▸ **Requirement**
Convert the lines running from the one containing "Annotate this image: element" through the one containing "user-icon[interactable]: 👤 <box>1285", with both of those lines included, into a numbered list with blank lines left out. Leave the pictures out of the list.

▸ **Task data**
::::::::

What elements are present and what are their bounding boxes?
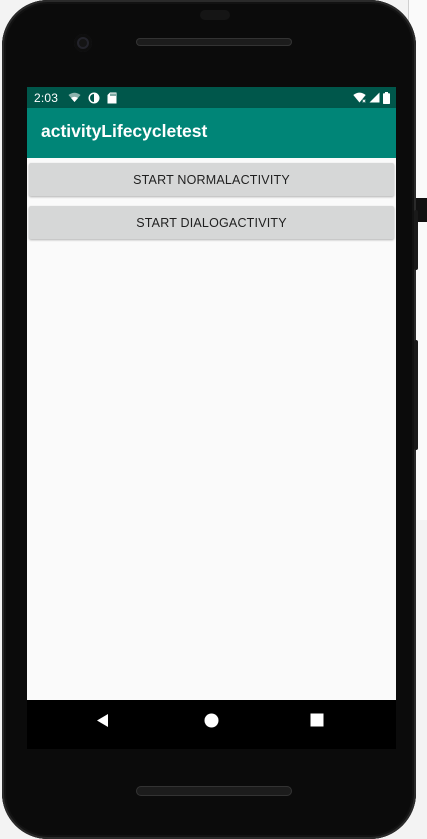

::::::::

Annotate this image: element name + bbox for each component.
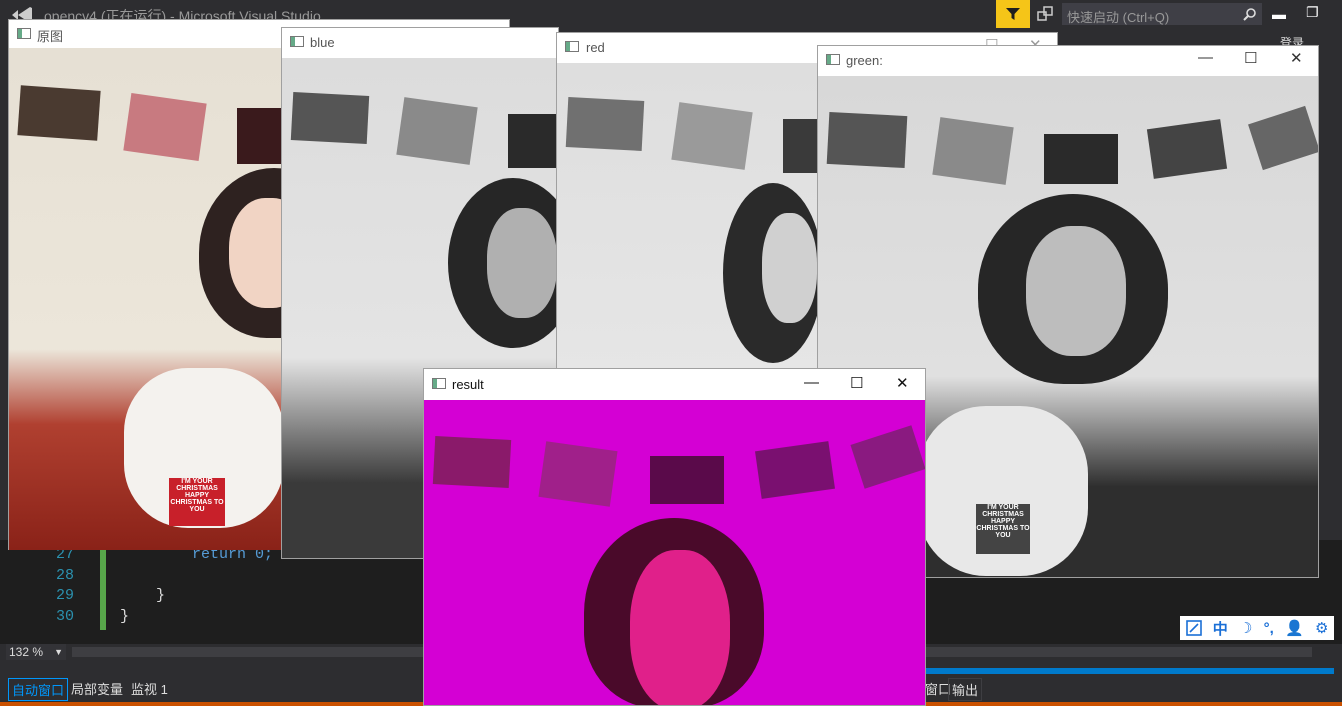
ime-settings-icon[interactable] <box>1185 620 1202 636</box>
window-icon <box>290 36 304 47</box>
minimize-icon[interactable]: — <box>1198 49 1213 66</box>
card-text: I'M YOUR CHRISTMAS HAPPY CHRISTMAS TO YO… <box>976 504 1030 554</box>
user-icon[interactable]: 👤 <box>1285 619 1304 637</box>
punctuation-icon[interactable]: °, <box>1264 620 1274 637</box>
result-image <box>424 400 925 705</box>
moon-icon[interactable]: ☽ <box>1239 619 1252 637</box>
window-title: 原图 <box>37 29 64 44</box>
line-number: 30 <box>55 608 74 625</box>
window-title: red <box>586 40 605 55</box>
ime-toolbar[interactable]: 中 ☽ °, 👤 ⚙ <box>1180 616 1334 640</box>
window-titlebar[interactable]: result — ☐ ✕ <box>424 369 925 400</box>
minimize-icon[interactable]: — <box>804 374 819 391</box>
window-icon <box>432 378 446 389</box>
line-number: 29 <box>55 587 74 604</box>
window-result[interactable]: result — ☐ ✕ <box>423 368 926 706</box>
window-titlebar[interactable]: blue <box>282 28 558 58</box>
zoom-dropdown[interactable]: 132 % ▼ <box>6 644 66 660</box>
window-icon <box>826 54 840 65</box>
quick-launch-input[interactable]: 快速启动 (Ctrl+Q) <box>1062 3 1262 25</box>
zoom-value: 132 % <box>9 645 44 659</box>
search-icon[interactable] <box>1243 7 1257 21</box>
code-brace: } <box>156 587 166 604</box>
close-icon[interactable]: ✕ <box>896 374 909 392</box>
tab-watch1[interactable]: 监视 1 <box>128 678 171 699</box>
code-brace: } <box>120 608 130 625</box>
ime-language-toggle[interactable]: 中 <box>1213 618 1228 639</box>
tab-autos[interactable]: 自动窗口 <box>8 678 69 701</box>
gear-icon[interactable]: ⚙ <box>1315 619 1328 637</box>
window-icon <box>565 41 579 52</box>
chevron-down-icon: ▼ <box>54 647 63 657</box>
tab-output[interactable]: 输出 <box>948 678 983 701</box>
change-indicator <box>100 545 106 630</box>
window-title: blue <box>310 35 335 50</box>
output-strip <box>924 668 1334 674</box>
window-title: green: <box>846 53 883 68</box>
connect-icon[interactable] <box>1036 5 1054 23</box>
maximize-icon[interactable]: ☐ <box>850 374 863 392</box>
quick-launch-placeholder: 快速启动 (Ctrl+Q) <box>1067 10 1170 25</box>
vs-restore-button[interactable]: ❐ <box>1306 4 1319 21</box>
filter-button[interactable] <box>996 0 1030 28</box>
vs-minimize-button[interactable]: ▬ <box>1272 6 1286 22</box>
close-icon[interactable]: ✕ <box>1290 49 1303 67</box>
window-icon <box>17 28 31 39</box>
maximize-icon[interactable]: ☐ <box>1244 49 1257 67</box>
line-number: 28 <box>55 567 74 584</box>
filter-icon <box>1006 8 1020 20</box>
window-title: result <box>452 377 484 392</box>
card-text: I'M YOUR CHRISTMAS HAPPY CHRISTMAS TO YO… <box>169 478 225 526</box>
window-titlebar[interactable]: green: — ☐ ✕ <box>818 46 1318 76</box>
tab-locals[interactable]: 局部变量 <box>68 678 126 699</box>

::::::::

▸ **Full response**
1. Annotate this image: element name + bbox for each component.
2. ime-settings-icon[interactable] <box>1185 620 1202 636</box>
3. window-icon <box>290 36 304 47</box>
4. minimize-icon[interactable]: — <box>1198 49 1213 66</box>
5. card-text: I'M YOUR CHRISTMAS HAPPY CHRISTMAS TO YO… <box>976 504 1030 554</box>
6. user-icon[interactable]: 👤 <box>1285 619 1304 637</box>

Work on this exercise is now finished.